• _Requirements_:
Repeat the material verbatim. Images are excluded from the copy.

• _Task input_:
** Start **

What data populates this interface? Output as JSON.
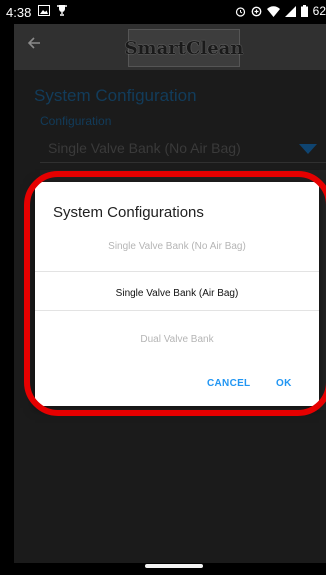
{
  "status_bar": {
    "time": "4:38",
    "battery": "62"
  },
  "app_bar": {
    "logo_text": "SmartClean"
  },
  "screen": {
    "section_title": "System Configuration",
    "field_label": "Configuration",
    "field_value": "Single Valve Bank (No Air Bag)"
  },
  "dialog": {
    "title": "System Configurations",
    "options": [
      {
        "label": "Single Valve Bank (No Air Bag)",
        "selected": false
      },
      {
        "label": "Single Valve Bank (Air Bag)",
        "selected": true
      },
      {
        "label": "Dual Valve Bank",
        "selected": false
      }
    ],
    "cancel_label": "CANCEL",
    "ok_label": "OK"
  },
  "colors": {
    "accent": "#2196f3",
    "highlight": "#e60000",
    "title_blue": "#123c5b"
  }
}
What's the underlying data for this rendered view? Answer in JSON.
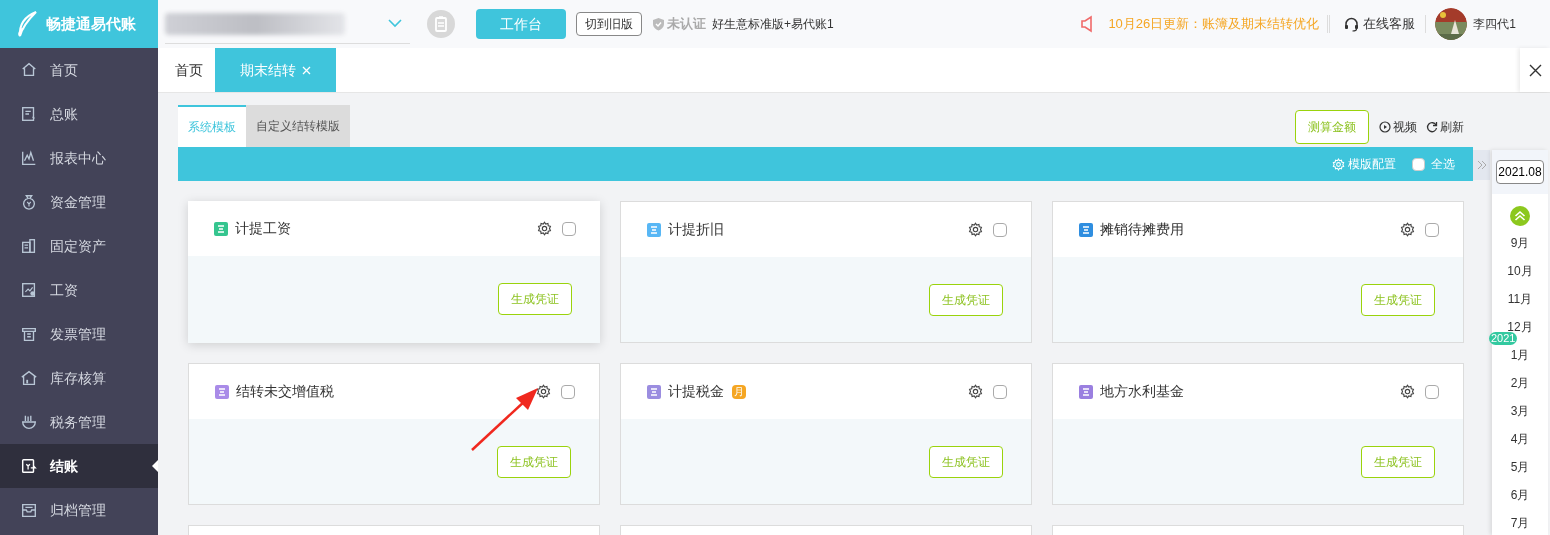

** End **

• _Task answer_:
What data populates this interface? Output as JSON.
{
  "status_bar": {
    "time": "4:38",
    "battery": "62"
  },
  "app_bar": {
    "logo_text": "SmartClean"
  },
  "screen": {
    "section_title": "System Configuration",
    "field_label": "Configuration",
    "field_value": "Single Valve Bank (No Air Bag)"
  },
  "dialog": {
    "title": "System Configurations",
    "options": [
      {
        "label": "Single Valve Bank (No Air Bag)",
        "selected": false
      },
      {
        "label": "Single Valve Bank (Air Bag)",
        "selected": true
      },
      {
        "label": "Dual Valve Bank",
        "selected": false
      }
    ],
    "cancel_label": "CANCEL",
    "ok_label": "OK"
  },
  "colors": {
    "accent": "#2196f3",
    "highlight": "#e60000",
    "title_blue": "#123c5b"
  }
}
What's the underlying data for this rendered view? Answer in JSON.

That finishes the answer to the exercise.